Set exercise
Copy the lines holding the word "traitement", all of them.

-- begin Extracted records --

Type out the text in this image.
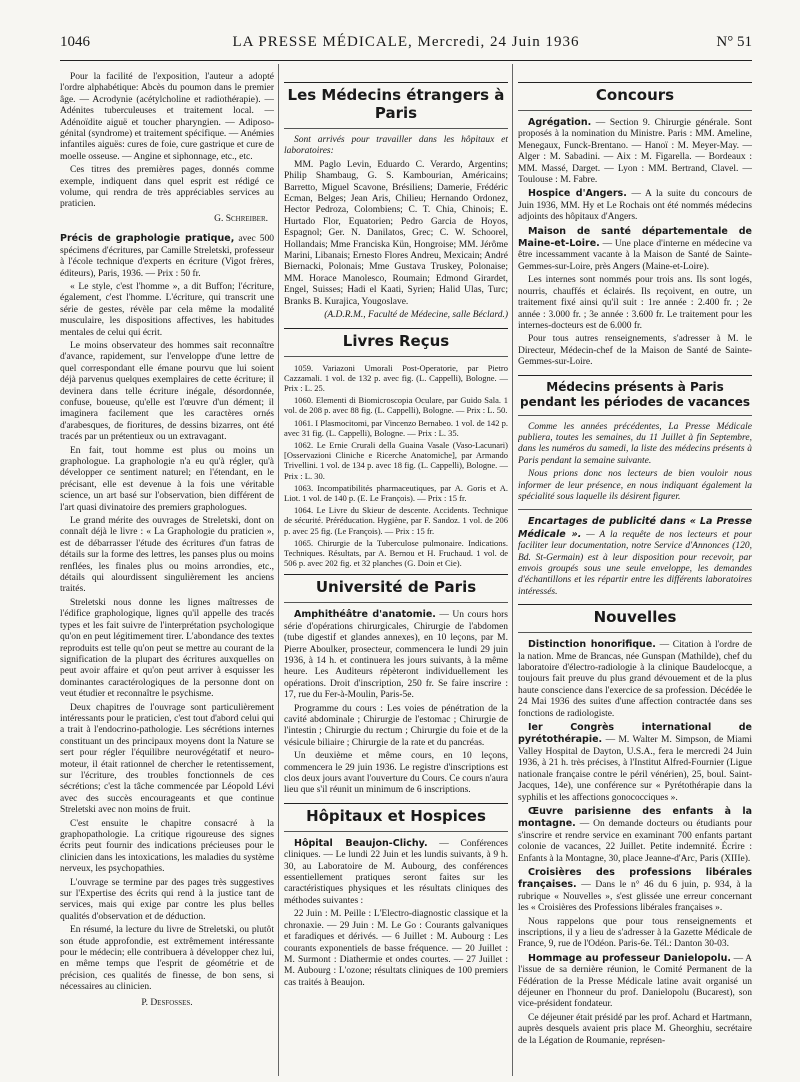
1046	LA PRESSE MÉDICALE, Mercredi, 24 Juin 1936	N° 51

Pour la facilité de l'exposition, l'auteur a adopté l'ordre alphabétique: Abcès du poumon dans le premier âge. — Acrodynie (acétylcholine et radiothérapie). — Adénites tuberculeuses et traitement local. — Adénoïdite aiguë et toucher pharyngien. — Adiposo-génital (syndrome) et traitement spécifique. — Anémies infantiles aiguës: cures de foie, cure gastrique et cure de moelle osseuse. — Angine et siphonnage, etc., etc.

Ces titres des premières pages, donnés comme exemple, indiquent dans quel esprit est rédigé ce volume, qui rendra de très appréciables services au praticien.

G. Schreiber.

Précis de graphologie pratique, avec 500 spécimens d'écritures, par Camille Streletski, professeur à l'école technique d'experts en écriture (Vigot frères, éditeurs), Paris, 1936. — Prix : 50 fr.

« Le style, c'est l'homme », a dit Buffon; l'écriture, également, c'est l'homme. L'écriture, qui transcrit une série de gestes, révèle par cela même la modalité musculaire, les dispositions affectives, les habitudes mentales de celui qui écrit.

Le moins observateur des hommes sait reconnaître d'avance, rapidement, sur l'enveloppe d'une lettre de quel correspondant elle émane pourvu que lui soient déjà parvenus quelques exemplaires de cette écriture; il devinera dans telle écriture inégale, désordonnée, confuse, boueuse, qu'elle est l'œuvre d'un dément; il imaginera facilement que les caractères ornés d'arabesques, de fioritures, de dessins bizarres, ont été tracés par un prétentieux ou un extravagant.

En fait, tout homme est plus ou moins un graphologue. La graphologie n'a eu qu'à régler, qu'à développer ce sentiment naturel; en l'étendant, en le précisant, elle est devenue à la fois une véritable science, un art basé sur l'observation, bien différent de l'art quasi divinatoire des premiers graphologues.

Le grand mérite des ouvrages de Streletski, dont on connaît déjà le livre : « La Graphologie du praticien », est de débarrasser l'étude des écritures d'un fatras de détails sur la forme des lettres, les panses plus ou moins renflées, les finales plus ou moins arrondies, etc., détails qui alourdissent singulièrement les anciens traités.

Streletski nous donne les lignes maîtresses de l'édifice graphologique, lignes qu'il appelle des tracés types et les fait suivre de l'interprétation psychologique qu'on en peut légitimement tirer. L'abondance des textes reproduits est telle qu'on peut se mettre au courant de la signification de la plupart des écritures auxquelles on peut avoir affaire et qu'on peut arriver à esquisser les dominantes caractérologiques de la personne dont on veut étudier et reconnaître le psychisme.

Deux chapitres de l'ouvrage sont particulièrement intéressants pour le praticien, c'est tout d'abord celui qui a trait à l'endocrino-pathologie. Les sécrétions internes constituant un des principaux moyens dont la Nature se sert pour régler l'équilibre neurovégétatif et neuro-moteur, il était rationnel de chercher le retentissement, sur l'écriture, des troubles fonctionnels de ces sécrétions; c'est la tâche commencée par Léopold Lévi avec des succès encourageants et que continue Streletski avec non moins de fruit.

C'est ensuite le chapitre consacré à la graphopathologie. La critique rigoureuse des signes écrits peut fournir des indications précieuses pour le clinicien dans les intoxications, les maladies du système nerveux, les psychopathies.

L'ouvrage se termine par des pages très suggestives sur l'Expertise des écrits qui rend à la justice tant de services, mais qui exige par contre les plus belles qualités d'observation et de déduction.

En résumé, la lecture du livre de Streletski, ou plutôt son étude approfondie, est extrêmement intéressante pour le médecin; elle contribuera à développer chez lui, en même temps que l'esprit de géométrie et de précision, ces qualités de finesse, de bon sens, si nécessaires au clinicien.

P. Desfosses.

Les Médecins étrangers à Paris

Sont arrivés pour travailler dans les hôpitaux et laboratoires:

MM. Paglo Levin, Eduardo C. Verardo, Argentins; Philip Shambaug, G. S. Kambourian, Américains; Barretto, Miguel Scavone, Brésiliens; Damerie, Frédéric Ecman, Belges; Jean Aris, Chilieu; Hernando Ordonez, Hector Pedroza, Colombiens; C. T. Chia, Chinois; E. Hurtado Flor, Equatorien; Pedro Garcia de Hoyos, Espagnol; Ger. N. Danilatos, Grec; C. W. Schoorel, Hollandais; Mme Franciska Kün, Hongroise; MM. Jérôme Marini, Libanais; Ernesto Flores Andreu, Mexicain; André Biernacki, Polonais; Mme Gustava Truskey, Polonaise; MM. Horace Manolesco, Roumain; Edmond Girardet, Engel, Suisses; Hadi el Kaati, Syrien; Halid Ulas, Turc; Branks B. Kurajica, Yougoslave.

(A.D.R.M., Faculté de Médecine, salle Béclard.)

Livres Reçus

1059. Variazoni Umorali Post-Operatorie, par Pietro Cazzamali. 1 vol. de 132 p. avec fig. (L. Cappelli), Bologne. — Prix : L. 25.

1060. Elementi di Biomicroscopia Oculare, par Guido Sala. 1 vol. de 208 p. avec 88 fig. (L. Cappelli), Bologne. — Prix : L. 50.

1061. I Plasmocitomi, par Vincenzo Bernabeo. 1 vol. de 142 p. avec 31 fig. (L. Cappelli), Bologne. — Prix : L. 35.

1062. Le Ernie Crurali della Guaina Vasale (Vaso-Lacunari) [Osservazioni Cliniche e Ricerche Anatomiche], par Armando Trivellini. 1 vol. de 134 p. avec 18 fig. (L. Cappelli), Bologne. — Prix : L. 30.

1063. Incompatibilités pharmaceutiques, par A. Goris et A. Liot. 1 vol. de 140 p. (E. Le François). — Prix : 15 fr.

1064. Le Livre du Skieur de descente. Accidents. Technique de sécurité. Préréducation. Hygiène, par F. Sandoz. 1 vol. de 206 p. avec 25 fig. (Le François). — Prix : 15 fr.

1065. Chirurgie de la Tuberculose pulmonaire. Indications. Techniques. Résultats, par A. Bernou et H. Fruchaud. 1 vol. de 506 p. avec 202 fig. et 32 planches (G. Doin et Cie).

Université de Paris

Amphithéâtre d'anatomie. — Un cours hors série d'opérations chirurgicales, Chirurgie de l'abdomen (tube digestif et glandes annexes), en 10 leçons, par M. Pierre Aboulker, prosecteur, commencera le lundi 29 juin 1936, à 14 h. et continuera les jours suivants, à la même heure. Les Auditeurs répèteront individuellement les opérations. Droit d'inscription, 250 fr. Se faire inscrire : 17, rue du Fer-à-Moulin, Paris-5e.

Programme du cours : Les voies de pénétration de la cavité abdominale ; Chirurgie de l'estomac ; Chirurgie de l'intestin ; Chirurgie du rectum ; Chirurgie du foie et de la vésicule biliaire ; Chirurgie de la rate et du pancréas.

Un deuxième et même cours, en 10 leçons, commencera le 29 juin 1936. Le registre d'inscriptions est clos deux jours avant l'ouverture du Cours. Ce cours n'aura lieu que s'il réunit un minimum de 6 inscriptions.

Hôpitaux et Hospices

Hôpital Beaujon-Clichy. — Conférences cliniques. — Le lundi 22 Juin et les lundis suivants, à 9 h. 30, au Laboratoire de M. Aubourg, des conférences essentiellement pratiques seront faites sur les caractéristiques physiques et les résultats cliniques des méthodes suivantes :

22 Juin : M. Peille : L'Electro-diagnostic classique et la chronaxie. — 29 Juin : M. Le Go : Courants galvaniques et faradiques et dérivés. — 6 Juillet : M. Aubourg : Les courants exponentiels de basse fréquence. — 20 Juillet : M. Surmont : Diathermie et ondes courtes. — 27 Juillet : M. Aubourg : L'ozone; résultats cliniques de 100 premiers cas traités à Beaujon.

Concours

Agrégation. — Section 9. Chirurgie générale. Sont proposés à la nomination du Ministre. Paris : MM. Ameline, Menegaux, Funck-Brentano. — Hanoï : M. Meyer-May. — Alger : M. Sabadini. — Aix : M. Figarella. — Bordeaux : MM. Massé, Darget. — Lyon : MM. Bertrand, Clavel. — Toulouse : M. Fabre.

Hospice d'Angers. — A la suite du concours de Juin 1936, MM. Hy et Le Rochais ont été nommés médecins adjoints des hôpitaux d'Angers.

Maison de santé départementale de Maine-et-Loire. — Une place d'interne en médecine va être incessamment vacante à la Maison de Santé de Sainte-Gemmes-sur-Loire, près Angers (Maine-et-Loire).

Les internes sont nommés pour trois ans. Ils sont logés, nourris, chauffés et éclairés. Ils reçoivent, en outre, un traitement fixé ainsi qu'il suit : 1re année : 2.400 fr. ; 2e année : 3.000 fr. ; 3e année : 3.600 fr. Le traitement pour les internes-docteurs est de 6.000 fr.

Pour tous autres renseignements, s'adresser à M. le Directeur, Médecin-chef de la Maison de Santé de Sainte-Gemmes-sur-Loire.

Médecins présents à Paris pendant les périodes de vacances

Comme les années précédentes, La Presse Médicale publiera, toutes les semaines, du 11 Juillet à fin Septembre, dans les numéros du samedi, la liste des médecins présents à Paris pendant la semaine suivante.

Nous prions donc nos lecteurs de bien vouloir nous informer de leur présence, en nous indiquant également la spécialité sous laquelle ils désirent figurer.

Encartages de publicité dans « La Presse Médicale ». — A la requête de nos lecteurs et pour faciliter leur documentation, notre Service d'Annonces (120, Bd. St-Germain) est à leur disposition pour recevoir, par envois groupés sous une seule enveloppe, les demandes d'échantillons et les répartir entre les différents laboratoires intéressés.

Nouvelles

Distinction honorifique. — Citation à l'ordre de la nation. Mme de Brancas, née Gunspan (Mathilde), chef du laboratoire d'électro-radiologie à la clinique Baudelocque, a toujours fait preuve du plus grand dévouement et de la plus haute conscience dans l'exercice de sa profession. Décédée le 24 Mai 1936 des suites d'une affection contractée dans ses fonctions de radiologiste.

Ier Congrès international de pyrétothérapie. — M. Walter M. Simpson, de Miami Valley Hospital de Dayton, U.S.A., fera le mercredi 24 Juin 1936, à 21 h. très précises, à l'Institut Alfred-Fournier (Ligue nationale française contre le péril vénérien), 25, boul. Saint-Jacques, 14e), une conférence sur « Pyrétothérapie dans la syphilis et les affections gonococciques ».

Œuvre parisienne des enfants à la montagne. — On demande docteurs ou étudiants pour s'inscrire et rendre service en examinant 700 enfants partant colonie de vacances, 22 Juillet. Petite indemnité. Écrire : Enfants à la Montagne, 30, place Jeanne-d'Arc, Paris (XIIIe).

Croisières des professions libérales françaises. — Dans le n° 46 du 6 juin, p. 934, à la rubrique « Nouvelles », s'est glissée une erreur concernant les « Croisières des Professions libérales françaises ».

Nous rappelons que pour tous renseignements et inscriptions, il y a lieu de s'adresser à la Gazette Médicale de France, 9, rue de l'Odéon. Paris-6e. Tél.: Danton 30-03.

Hommage au professeur Danielopolu. — A l'issue de sa dernière réunion, le Comité Permanent de la Fédération de la Presse Médicale latine avait organisé un déjeuner en l'honneur du prof. Danielopolu (Bucarest), son vice-président fondateur.

Ce déjeuner était présidé par les prof. Achard et Hartmann, auprès desquels avaient pris place M. Gheorghiu, secrétaire de la Légation de Roumanie, représen-
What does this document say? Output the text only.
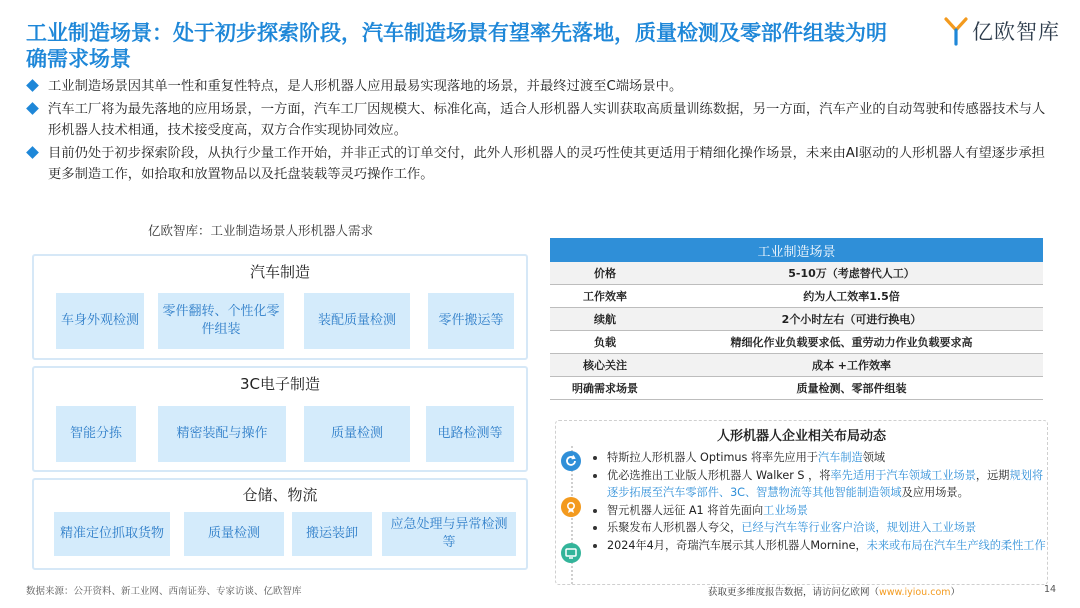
工业制造场景：处于初步探索阶段，汽车制造场景有望率先落地，质量检测及零部件组装为明确需求场景
亿欧智库
工业制造场景因其单一性和重复性特点，是人形机器人应用最易实现落地的场景，并最终过渡至C端场景中。
汽车工厂将为最先落地的应用场景，一方面，汽车工厂因规模大、标准化高，适合人形机器人实训获取高质量训练数据，另一方面，汽车产业的自动驾驶和传感器技术与人形机器人技术相通，技术接受度高，双方合作实现协同效应。
目前仍处于初步探索阶段，从执行少量工作开始，并非正式的订单交付，此外人形机器人的灵巧性使其更适用于精细化操作场景，未来由AI驱动的人形机器人有望逐步承担更多制造工作，如拾取和放置物品以及托盘装载等灵巧操作工作。
亿欧智库：工业制造场景人形机器人需求
汽车制造
车身外观检测
零件翻转、个性化零件组装
装配质量检测	零件搬运等
3C电子制造
智能分拣	精密装配与操作	质量检测	电路检测等
仓储、物流
精准定位抓取货物	质量检测	搬运装卸
应急处理与异常检测等
工业制造场景
价格	5-10万（考虑替代人工）
工作效率	约为人工效率1.5倍
续航	2个小时左右（可进行换电）
负载	精细化作业负载要求低、重劳动力作业负载要求高
核心关注	成本 +工作效率
明确需求场景	质量检测、零部件组装
人形机器人企业相关布局动态
特斯拉人形机器人 Optimus 将率先应用于汽车制造领域
优必选推出工业版人形机器人 Walker S ，将率先适用于汽车领域工业场景，远期规划将逐步拓展至汽车零部件、3C、智慧物流等其他智能制造领域及应用场景。
智元机器人远征 A1 将首先面向工业场景
乐聚发布人形机器人夸父，已经与汽车等行业客户洽谈，规划进入工业场景
2024年4月，奇瑞汽车展示其人形机器人Mornine，未来或布局在汽车生产线的柔性工作
数据来源：公开资料、新工业网、西南证券、专家访谈、亿欧智库	获取更多维度报告数据，请访问亿欧网（www.iyiou.com）	14
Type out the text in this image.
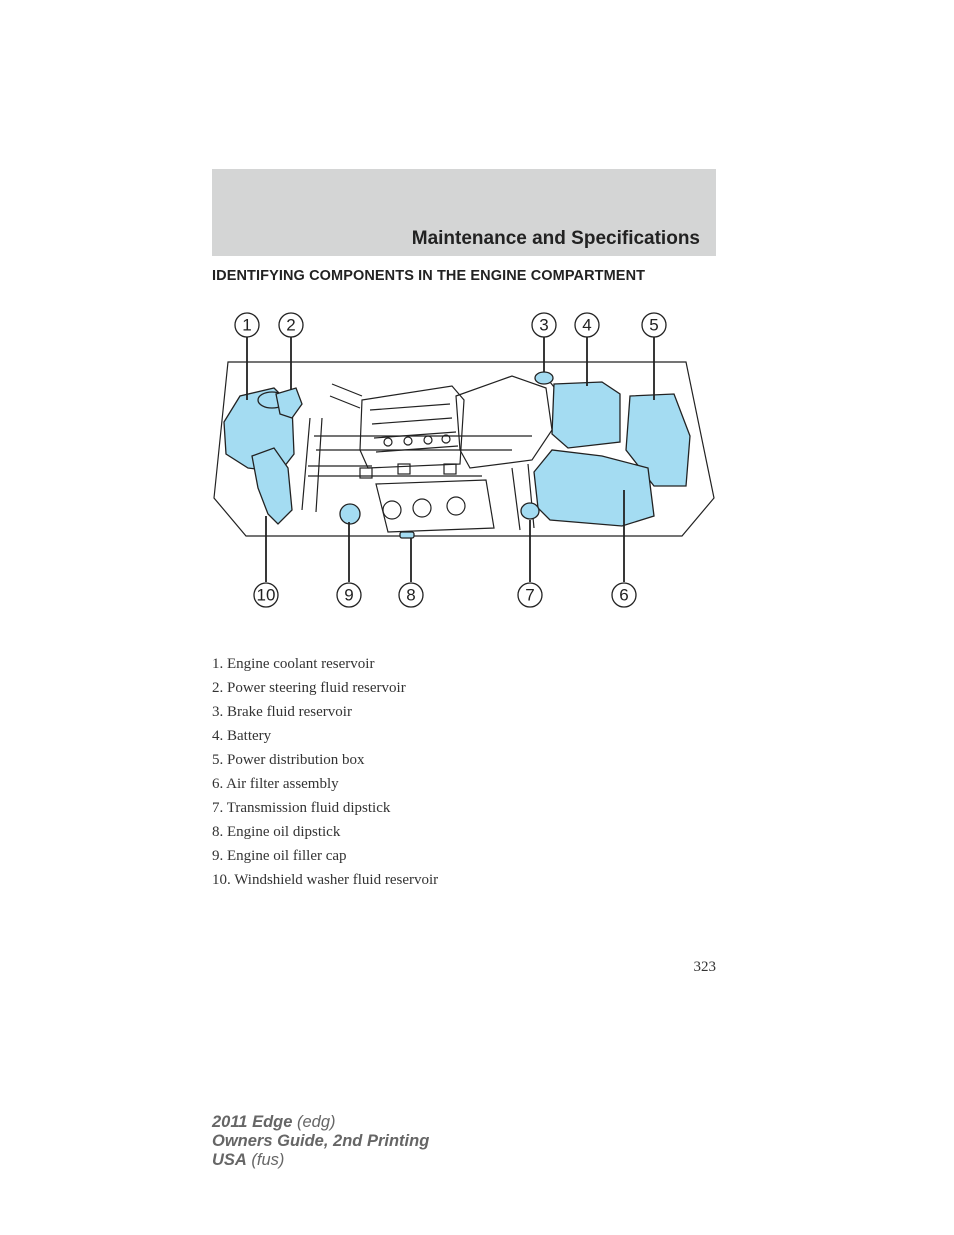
Maintenance and Specifications
IDENTIFYING COMPONENTS IN THE ENGINE COMPARTMENT
1 2	3 4	5
6
7
8
9
10
1. Engine coolant reservoir
2. Power steering fluid reservoir
3. Brake fluid reservoir
4. Battery
5. Power distribution box
6. Air filter assembly
7. Transmission fluid dipstick
8. Engine oil dipstick
9. Engine oil filler cap
10. Windshield washer fluid reservoir
323
2011 Edge (edg)
Owners Guide, 2nd Printing
USA (fus)
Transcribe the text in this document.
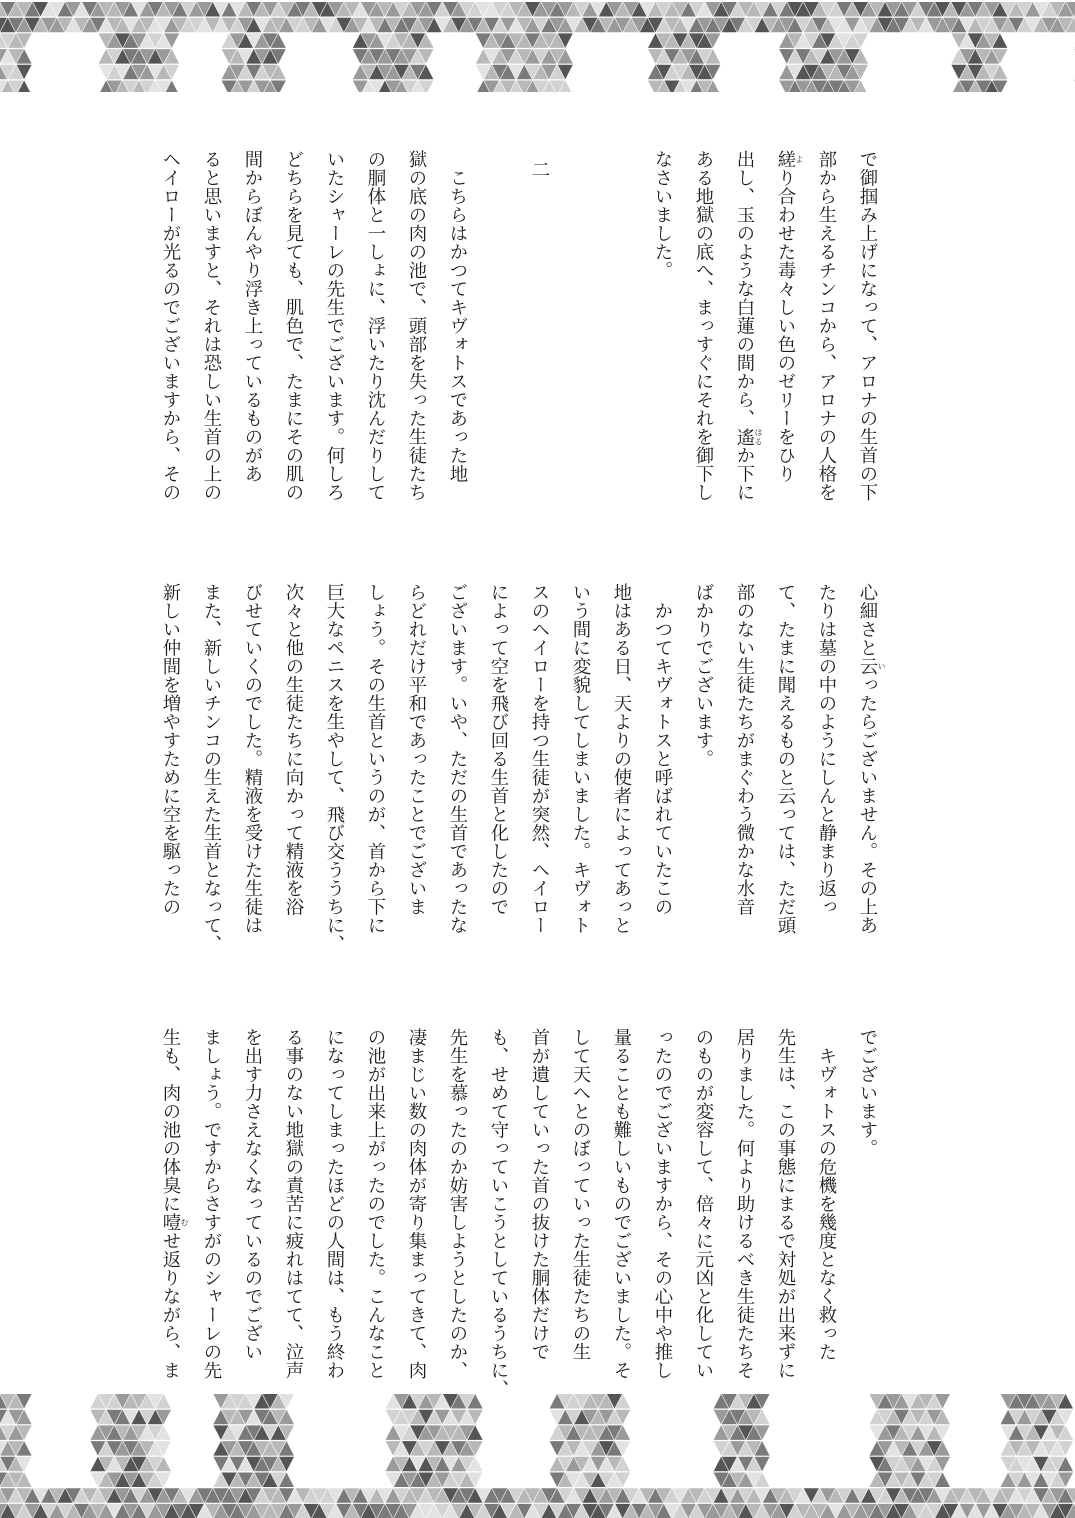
で御掴み上げになって、アロナの生首の下
部から生えるチンコから、アロナの人格を
縒 より合わせた毒々しい色のゼリーをひり
出し、玉のような白蓮の間から、遙 はるか下に
ある地獄の底へ、まっすぐにそれを御下し
なさいました。
二
　こちらはかつてキヴォトスであった地
獄の底の肉の池で、頭部を失った生徒たち
の胴体と一しょに、浮いたり沈んだりして
いたシャーレの先生でございます。何しろ
どちらを見ても、肌色で、たまにその肌の
間からぼんやり浮き上っているものがあ
ると思いますと、それは恐しい生首の上の
ヘイローが光るのでございますから、その
心細さと云 いったらございません。その上あ
たりは墓の中のようにしんと静まり返っ
て、たまに聞えるものと云っては、ただ頭
部のない生徒たちがまぐわう微かな水音
ばかりでございます。
　かつてキヴォトスと呼ばれていたこの
地はある日、天よりの使者によってあっと
いう間に変貌してしまいました。キヴォト
スのヘイローを持つ生徒が突然、ヘイロー
によって空を飛び回る生首と化したので
ございます。いや、ただの生首であったな
らどれだけ平和であったことでございま
しょう。その生首というのが、首から下に
巨大なペニスを生やして、飛び交ううちに、
次々と他の生徒たちに向かって精液を浴
びせていくのでした。精液を受けた生徒は
また、新しいチンコの生えた生首となって、
新しい仲間を増やすために空を駆ったの
でございます。
　キヴォトスの危機を幾度となく救った
先生は、この事態にまるで対処が出来ずに
居りました。何より助けるべき生徒たちそ
のものが変容して、倍々に元凶と化してい
ったのでございますから、その心中や推し
量ることも難しいものでございました。そ
して天へとのぼっていった生徒たちの生
首が遺していった首の抜けた胴体だけで
も、せめて守っていこうとしているうちに、
先生を慕ったのか妨害しようとしたのか、
凄まじい数の肉体が寄り集まってきて、肉
の池が出来上がったのでした。こんなこと
になってしまったほどの人間は、もう終わ
る事のない地獄の責苦に疲れはてて、泣声
を出す力さえなくなっているのでござい
ましょう。ですからさすがのシャーレの先
生も、肉の池の体臭に噎 むせ返りながら、ま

-- end Extracted records --

Task response
Pour la facilité de l'exposition, l'auteur a adopté l'ordre alphabétique: Abcès du poumon dans le premier âge. — Acrodynie (acétylcholine et radiothérapie). — Adénites tuberculeuses et traitement local. — Adénoïdite aiguë et toucher pharyngien. — Adiposo-génital (syndrome) et traitement spécifique. — Anémies infantiles aiguës: cures de foie, cure gastrique et cure de moelle osseuse. — Angine et siphonnage, etc., etc.
Les internes sont nommés pour trois ans. Ils sont logés, nourris, chauffés et éclairés. Ils reçoivent, en outre, un traitement fixé ainsi qu'il suit : 1re année : 2.400 fr. ; 2e année : 3.000 fr. ; 3e année : 3.600 fr. Le traitement pour les internes-docteurs est de 6.000 fr.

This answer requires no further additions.